● What you are asked to do: Sift the material for lines containing "夏の遠足タイムチャレンジ", and return them.

----------------------------------------

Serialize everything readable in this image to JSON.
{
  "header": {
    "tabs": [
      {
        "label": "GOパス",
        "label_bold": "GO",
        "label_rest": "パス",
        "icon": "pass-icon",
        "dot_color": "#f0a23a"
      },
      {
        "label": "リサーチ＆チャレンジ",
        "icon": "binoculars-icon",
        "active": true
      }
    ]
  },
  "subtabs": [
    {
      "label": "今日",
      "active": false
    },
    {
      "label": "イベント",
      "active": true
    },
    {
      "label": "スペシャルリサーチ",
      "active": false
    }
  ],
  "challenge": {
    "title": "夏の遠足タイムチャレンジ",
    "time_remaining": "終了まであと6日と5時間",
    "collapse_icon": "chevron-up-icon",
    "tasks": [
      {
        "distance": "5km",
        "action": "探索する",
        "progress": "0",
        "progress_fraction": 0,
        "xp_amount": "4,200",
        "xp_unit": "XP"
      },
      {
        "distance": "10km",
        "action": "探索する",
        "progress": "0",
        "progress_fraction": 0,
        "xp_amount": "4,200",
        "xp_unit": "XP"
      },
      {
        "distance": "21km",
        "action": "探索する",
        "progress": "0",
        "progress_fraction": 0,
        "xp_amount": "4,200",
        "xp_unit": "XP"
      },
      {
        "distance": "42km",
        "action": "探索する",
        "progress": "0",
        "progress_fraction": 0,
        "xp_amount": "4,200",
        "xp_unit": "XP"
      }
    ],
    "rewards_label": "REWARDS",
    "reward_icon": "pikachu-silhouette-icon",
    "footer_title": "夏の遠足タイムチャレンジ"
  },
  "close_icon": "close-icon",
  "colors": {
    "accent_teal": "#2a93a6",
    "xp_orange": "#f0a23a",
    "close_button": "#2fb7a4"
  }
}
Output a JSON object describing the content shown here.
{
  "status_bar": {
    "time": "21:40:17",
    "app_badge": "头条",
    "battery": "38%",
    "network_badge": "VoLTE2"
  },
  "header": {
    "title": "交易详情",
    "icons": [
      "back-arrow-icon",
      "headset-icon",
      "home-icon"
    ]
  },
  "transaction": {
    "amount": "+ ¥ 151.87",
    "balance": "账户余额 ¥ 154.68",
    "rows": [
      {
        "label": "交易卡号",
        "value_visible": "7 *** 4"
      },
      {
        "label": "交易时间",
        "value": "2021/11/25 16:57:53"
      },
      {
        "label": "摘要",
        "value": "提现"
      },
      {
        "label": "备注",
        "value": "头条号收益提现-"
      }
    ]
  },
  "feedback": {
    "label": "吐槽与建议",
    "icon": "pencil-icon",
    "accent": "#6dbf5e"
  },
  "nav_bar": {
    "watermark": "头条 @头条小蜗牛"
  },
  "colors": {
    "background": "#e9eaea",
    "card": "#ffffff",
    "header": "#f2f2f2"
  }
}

----------------------------------------

● Answer for this exercise:
    "title": "夏の遠足タイムチャレンジ",
    "footer_title": "夏の遠足タイムチャレンジ"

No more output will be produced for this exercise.